## EXERCISE DIRECTIONS
Filter the entries and keep only the lines where the string "Difference" appears.

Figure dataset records
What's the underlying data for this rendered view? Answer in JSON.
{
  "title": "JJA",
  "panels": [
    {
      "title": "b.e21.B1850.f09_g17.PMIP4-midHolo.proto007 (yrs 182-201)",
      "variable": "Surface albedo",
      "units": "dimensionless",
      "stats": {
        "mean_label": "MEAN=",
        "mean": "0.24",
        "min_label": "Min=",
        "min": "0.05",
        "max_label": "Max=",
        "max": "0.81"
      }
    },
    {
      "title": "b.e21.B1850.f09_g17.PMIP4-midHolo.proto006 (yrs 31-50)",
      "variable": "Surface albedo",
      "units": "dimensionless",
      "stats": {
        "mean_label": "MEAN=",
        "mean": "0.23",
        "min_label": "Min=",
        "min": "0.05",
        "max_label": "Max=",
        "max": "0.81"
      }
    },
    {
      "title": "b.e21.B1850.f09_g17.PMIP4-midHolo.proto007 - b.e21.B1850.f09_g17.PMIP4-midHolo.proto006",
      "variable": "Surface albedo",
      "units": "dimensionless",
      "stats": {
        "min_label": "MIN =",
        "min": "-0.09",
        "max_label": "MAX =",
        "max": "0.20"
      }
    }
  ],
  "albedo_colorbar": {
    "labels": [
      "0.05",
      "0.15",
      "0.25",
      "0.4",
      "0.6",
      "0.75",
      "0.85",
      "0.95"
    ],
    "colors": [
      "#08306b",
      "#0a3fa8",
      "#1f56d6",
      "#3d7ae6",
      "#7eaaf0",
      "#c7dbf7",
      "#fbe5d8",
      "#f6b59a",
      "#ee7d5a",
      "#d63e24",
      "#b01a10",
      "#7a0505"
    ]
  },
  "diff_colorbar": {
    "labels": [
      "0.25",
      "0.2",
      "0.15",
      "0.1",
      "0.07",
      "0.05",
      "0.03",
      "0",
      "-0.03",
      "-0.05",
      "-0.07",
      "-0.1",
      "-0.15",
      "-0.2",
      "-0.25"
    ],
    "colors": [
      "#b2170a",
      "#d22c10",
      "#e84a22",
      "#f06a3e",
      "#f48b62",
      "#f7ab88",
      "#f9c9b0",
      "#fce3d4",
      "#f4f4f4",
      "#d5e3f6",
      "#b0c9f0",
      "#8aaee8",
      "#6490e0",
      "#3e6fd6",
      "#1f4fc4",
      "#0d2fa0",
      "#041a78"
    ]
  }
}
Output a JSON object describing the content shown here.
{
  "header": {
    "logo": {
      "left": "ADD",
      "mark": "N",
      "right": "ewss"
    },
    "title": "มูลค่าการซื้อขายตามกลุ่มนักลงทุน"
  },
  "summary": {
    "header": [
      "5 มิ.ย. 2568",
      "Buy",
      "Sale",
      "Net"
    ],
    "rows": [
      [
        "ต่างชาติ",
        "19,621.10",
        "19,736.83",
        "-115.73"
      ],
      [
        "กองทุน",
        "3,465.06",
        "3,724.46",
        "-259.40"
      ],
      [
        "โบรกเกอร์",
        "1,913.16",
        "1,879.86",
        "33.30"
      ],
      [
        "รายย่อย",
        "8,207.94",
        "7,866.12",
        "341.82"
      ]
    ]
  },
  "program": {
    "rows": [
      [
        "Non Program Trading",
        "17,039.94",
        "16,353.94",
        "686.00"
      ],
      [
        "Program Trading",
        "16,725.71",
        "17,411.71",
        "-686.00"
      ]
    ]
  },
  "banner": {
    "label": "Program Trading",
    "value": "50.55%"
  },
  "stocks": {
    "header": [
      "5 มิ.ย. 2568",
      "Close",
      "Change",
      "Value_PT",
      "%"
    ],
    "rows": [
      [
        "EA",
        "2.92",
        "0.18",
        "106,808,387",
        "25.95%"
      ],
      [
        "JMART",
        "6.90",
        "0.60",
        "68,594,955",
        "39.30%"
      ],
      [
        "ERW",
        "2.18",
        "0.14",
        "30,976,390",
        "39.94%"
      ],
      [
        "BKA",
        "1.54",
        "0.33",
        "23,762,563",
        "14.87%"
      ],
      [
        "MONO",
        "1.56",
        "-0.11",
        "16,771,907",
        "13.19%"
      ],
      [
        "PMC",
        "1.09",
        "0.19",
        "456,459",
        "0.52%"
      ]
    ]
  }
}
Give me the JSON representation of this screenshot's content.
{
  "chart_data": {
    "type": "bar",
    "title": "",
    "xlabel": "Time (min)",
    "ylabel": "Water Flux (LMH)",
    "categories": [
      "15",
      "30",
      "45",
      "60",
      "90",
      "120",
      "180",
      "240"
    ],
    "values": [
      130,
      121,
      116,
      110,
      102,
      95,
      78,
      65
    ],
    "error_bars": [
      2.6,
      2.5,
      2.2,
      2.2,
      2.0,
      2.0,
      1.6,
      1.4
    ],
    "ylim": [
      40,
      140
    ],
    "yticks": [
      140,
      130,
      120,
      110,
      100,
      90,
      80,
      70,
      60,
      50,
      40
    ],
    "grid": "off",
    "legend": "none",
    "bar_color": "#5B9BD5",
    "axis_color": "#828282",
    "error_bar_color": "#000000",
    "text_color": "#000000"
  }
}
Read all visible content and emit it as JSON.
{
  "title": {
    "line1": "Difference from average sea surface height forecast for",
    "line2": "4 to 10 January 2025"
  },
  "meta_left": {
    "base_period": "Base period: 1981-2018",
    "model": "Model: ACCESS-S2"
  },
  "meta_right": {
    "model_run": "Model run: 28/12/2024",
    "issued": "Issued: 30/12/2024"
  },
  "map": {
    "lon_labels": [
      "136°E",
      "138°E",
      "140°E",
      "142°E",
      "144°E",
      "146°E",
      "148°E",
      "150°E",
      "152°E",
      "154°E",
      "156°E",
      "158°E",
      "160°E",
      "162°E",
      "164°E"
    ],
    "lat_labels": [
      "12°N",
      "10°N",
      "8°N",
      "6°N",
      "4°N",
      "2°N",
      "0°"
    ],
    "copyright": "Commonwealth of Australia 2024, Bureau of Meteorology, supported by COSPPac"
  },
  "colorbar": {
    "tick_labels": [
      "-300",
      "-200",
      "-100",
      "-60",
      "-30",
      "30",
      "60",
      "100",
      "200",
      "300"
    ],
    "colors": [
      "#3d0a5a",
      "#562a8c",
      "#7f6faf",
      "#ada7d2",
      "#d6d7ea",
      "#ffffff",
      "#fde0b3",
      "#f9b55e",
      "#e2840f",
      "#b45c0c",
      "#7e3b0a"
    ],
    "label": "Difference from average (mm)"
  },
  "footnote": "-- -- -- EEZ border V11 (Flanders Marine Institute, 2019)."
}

## RESULT FOR THIS TASK
    "line1": "Difference from average sea surface height forecast for",
    "label": "Difference from average (mm)"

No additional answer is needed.